Stored data:
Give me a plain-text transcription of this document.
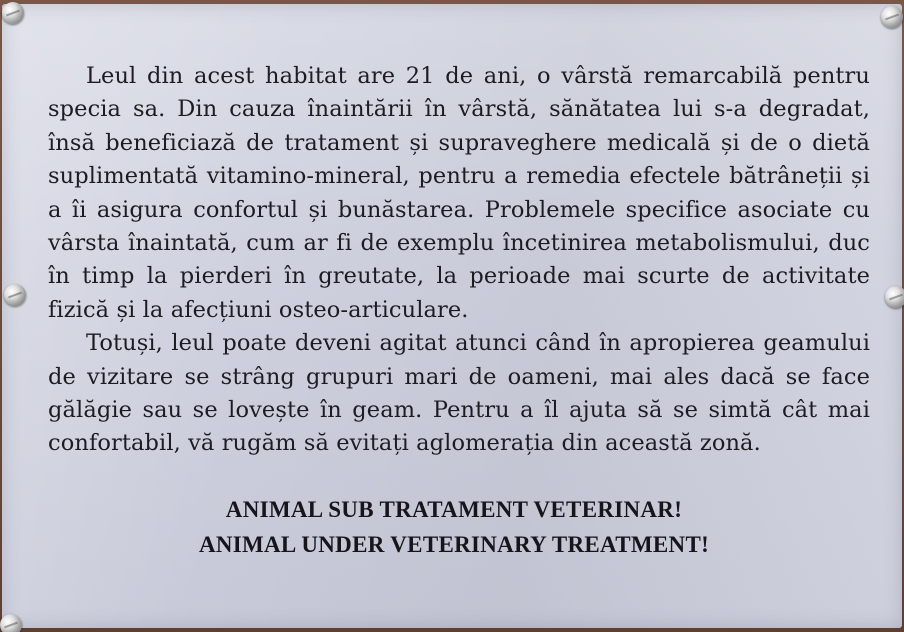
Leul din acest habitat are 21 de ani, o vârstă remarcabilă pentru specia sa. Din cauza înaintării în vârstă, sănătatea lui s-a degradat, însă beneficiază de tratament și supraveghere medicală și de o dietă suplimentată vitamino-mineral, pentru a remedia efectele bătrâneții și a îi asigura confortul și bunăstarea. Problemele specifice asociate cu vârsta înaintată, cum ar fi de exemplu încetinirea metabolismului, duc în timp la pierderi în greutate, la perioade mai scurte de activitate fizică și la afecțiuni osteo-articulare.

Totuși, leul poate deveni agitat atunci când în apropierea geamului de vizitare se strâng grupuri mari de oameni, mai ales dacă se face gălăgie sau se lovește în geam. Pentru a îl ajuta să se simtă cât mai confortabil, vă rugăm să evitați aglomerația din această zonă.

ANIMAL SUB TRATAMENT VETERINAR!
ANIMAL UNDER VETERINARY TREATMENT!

Instructions to follow: Reproduce the entries exactly. Do not carry over any picture.

Exercise response:
Give me a plain-text transcription of this document.
Leul din acest habitat are 21 de ani, o vârstă remarcabilă pentru specia sa. Din cauza înaintării în vârstă, sănătatea lui s-a degradat, însă beneficiază de tratament și supraveghere medicală și de o dietă suplimentată vitamino-mineral, pentru a remedia efectele bătrâneții și a îi asigura confortul și bunăstarea. Problemele specifice asociate cu vârsta înaintată, cum ar fi de exemplu încetinirea metabolismului, duc în timp la pierderi în greutate, la perioade mai scurte de activitate fizică și la afecțiuni osteo-articulare.

Totuși, leul poate deveni agitat atunci când în apropierea geamului de vizitare se strâng grupuri mari de oameni, mai ales dacă se face gălăgie sau se lovește în geam. Pentru a îl ajuta să se simtă cât mai confortabil, vă rugăm să evitați aglomerația din această zonă.

ANIMAL SUB TRATAMENT VETERINAR!
ANIMAL UNDER VETERINARY TREATMENT!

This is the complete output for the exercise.